Written request
From the entries below, work out the number of lines that hold the word "MASCOT", and give that number alone.

Data rows

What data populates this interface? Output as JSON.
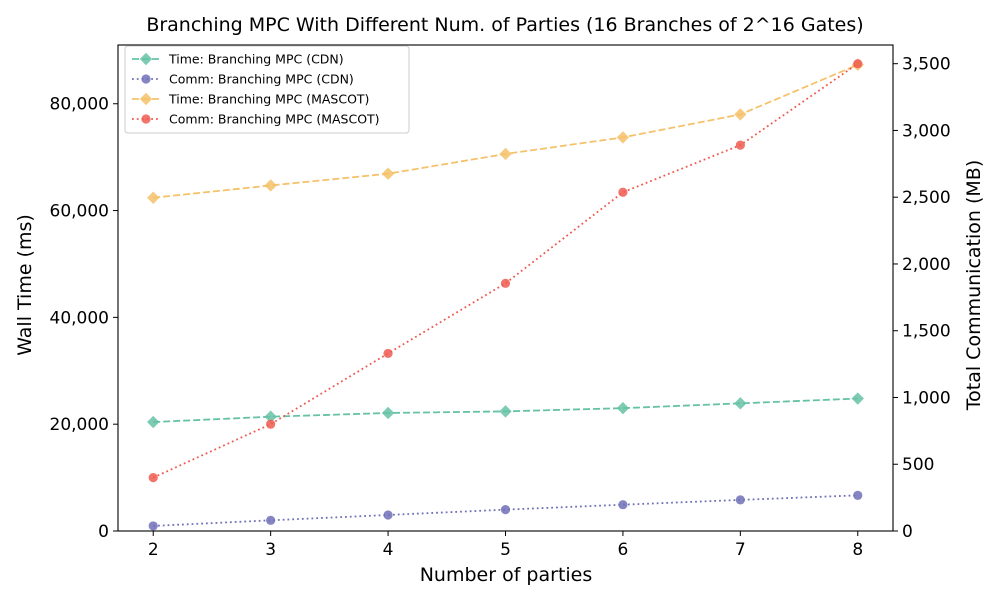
{
  "chart_data": {
    "type": "line",
    "title": "Branching MPC With Different Num. of Parties (16 Branches of 2^16 Gates)",
    "xlabel": "Number of parties",
    "ylabel_left": "Wall Time (ms)",
    "ylabel_right": "Total Communication (MB)",
    "x": [
      2,
      3,
      4,
      5,
      6,
      7,
      8
    ],
    "xticks": [
      "2",
      "3",
      "4",
      "5",
      "6",
      "7",
      "8"
    ],
    "xlim": [
      1.7,
      8.3
    ],
    "ylim_left": [
      0,
      91000
    ],
    "ylim_right": [
      0,
      3640
    ],
    "yticks_left": [
      {
        "v": 0,
        "label": "0"
      },
      {
        "v": 20000,
        "label": "20,000"
      },
      {
        "v": 40000,
        "label": "40,000"
      },
      {
        "v": 60000,
        "label": "60,000"
      },
      {
        "v": 80000,
        "label": "80,000"
      }
    ],
    "yticks_right": [
      {
        "v": 0,
        "label": "0"
      },
      {
        "v": 500,
        "label": "500"
      },
      {
        "v": 1000,
        "label": "1,000"
      },
      {
        "v": 1500,
        "label": "1,500"
      },
      {
        "v": 2000,
        "label": "2,000"
      },
      {
        "v": 2500,
        "label": "2,500"
      },
      {
        "v": 3000,
        "label": "3,000"
      },
      {
        "v": 3500,
        "label": "3,500"
      }
    ],
    "legend_position": "top-left",
    "grid": false,
    "series": [
      {
        "name": "Time: Branching MPC (CDN)",
        "axis": "left",
        "marker": "diamond",
        "dash": "dashed",
        "color": "#66c2a5",
        "values": [
          20400,
          21400,
          22100,
          22400,
          23000,
          23900,
          24800
        ]
      },
      {
        "name": "Comm: Branching MPC (CDN)",
        "axis": "right",
        "marker": "circle",
        "dash": "dotted",
        "color": "#7070b8",
        "values": [
          38,
          80,
          120,
          160,
          197,
          233,
          267
        ]
      },
      {
        "name": "Time: Branching MPC (MASCOT)",
        "axis": "left",
        "marker": "diamond",
        "dash": "dashed",
        "color": "#f5c26b",
        "values": [
          62400,
          64700,
          66900,
          70600,
          73700,
          78000,
          87300
        ]
      },
      {
        "name": "Comm: Branching MPC (MASCOT)",
        "axis": "right",
        "marker": "circle",
        "dash": "dotted",
        "color": "#ee5a4f",
        "values": [
          400,
          800,
          1330,
          1855,
          2537,
          2890,
          3500
        ]
      }
    ]
  }
}
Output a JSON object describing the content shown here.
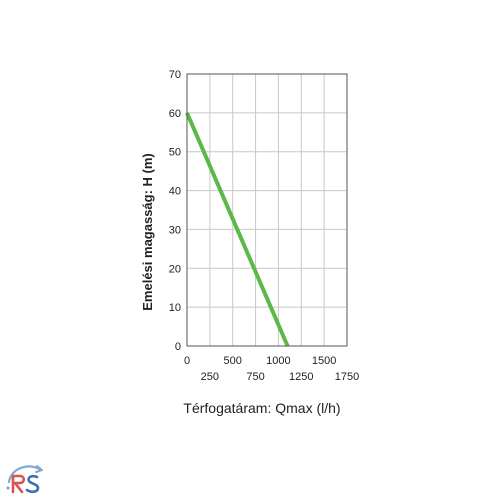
{
  "chart_data": {
    "type": "line",
    "xlabel": "Térfogatáram: Qmax (l/h)",
    "ylabel": "Emelési magasság: H (m)",
    "xlim": [
      0,
      1750
    ],
    "ylim": [
      0,
      70
    ],
    "x_ticks": [
      0,
      250,
      500,
      750,
      1000,
      1250,
      1500,
      1750
    ],
    "x_tick_labels": [
      "0",
      "250",
      "500",
      "750",
      "1000",
      "1250",
      "1500",
      "1750"
    ],
    "y_ticks": [
      0,
      10,
      20,
      30,
      40,
      50,
      60,
      70
    ],
    "y_tick_labels": [
      "0",
      "10",
      "20",
      "30",
      "40",
      "50",
      "60",
      "70"
    ],
    "grid": true,
    "series": [
      {
        "color": "#5cb847",
        "x": [
          0,
          1100
        ],
        "y": [
          60,
          0
        ]
      }
    ]
  }
}
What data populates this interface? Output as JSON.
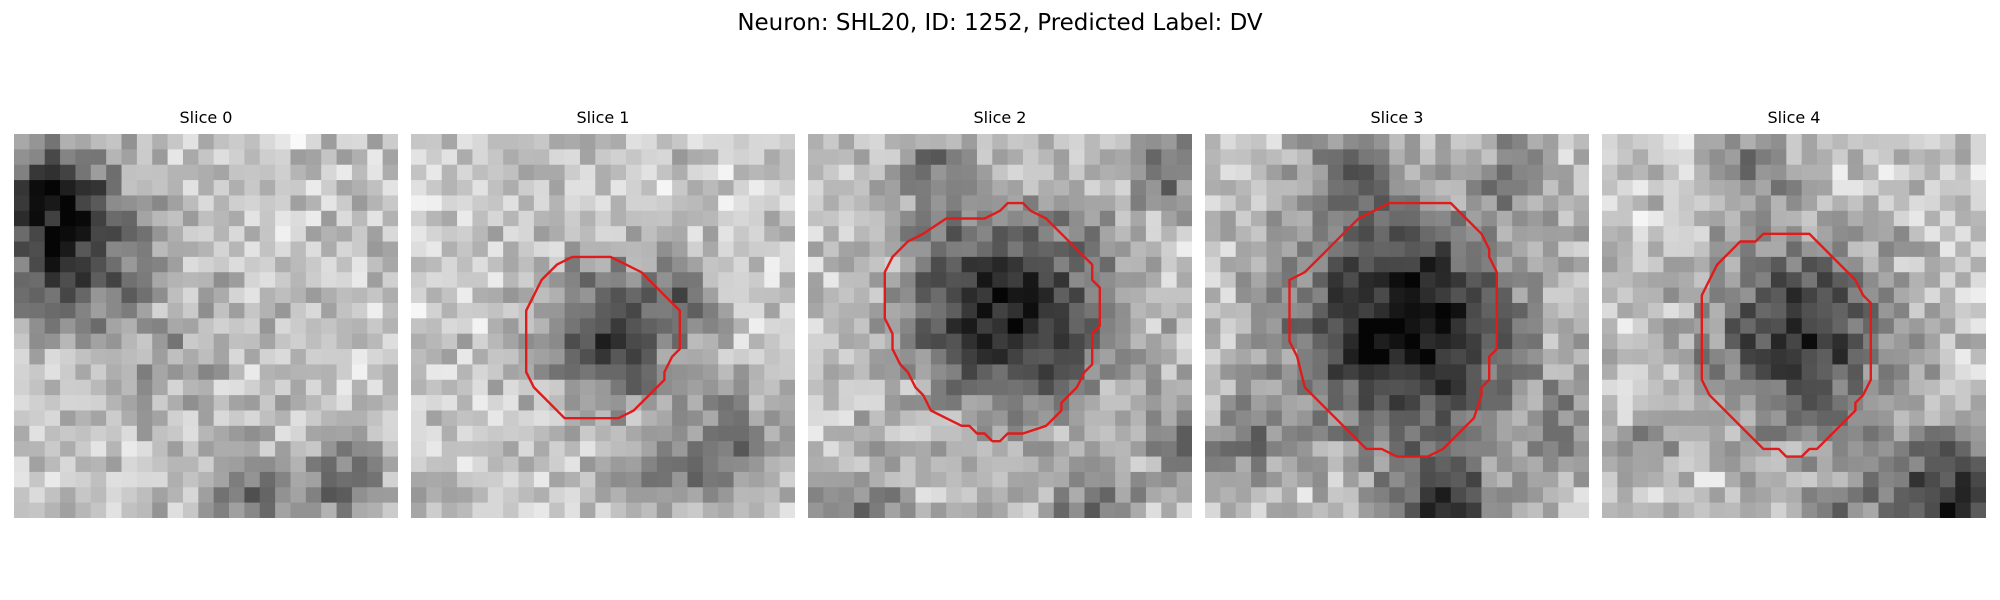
{
  "figure": {
    "title": "Neuron: SHL20, ID: 1252, Predicted Label: DV",
    "contour_color": "#e01b1b",
    "colormap": "grayscale",
    "panels": [
      {
        "title": "Slice 0",
        "has_contour": false
      },
      {
        "title": "Slice 1",
        "has_contour": true
      },
      {
        "title": "Slice 2",
        "has_contour": true
      },
      {
        "title": "Slice 3",
        "has_contour": true
      },
      {
        "title": "Slice 4",
        "has_contour": true
      }
    ]
  }
}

Result of this task
2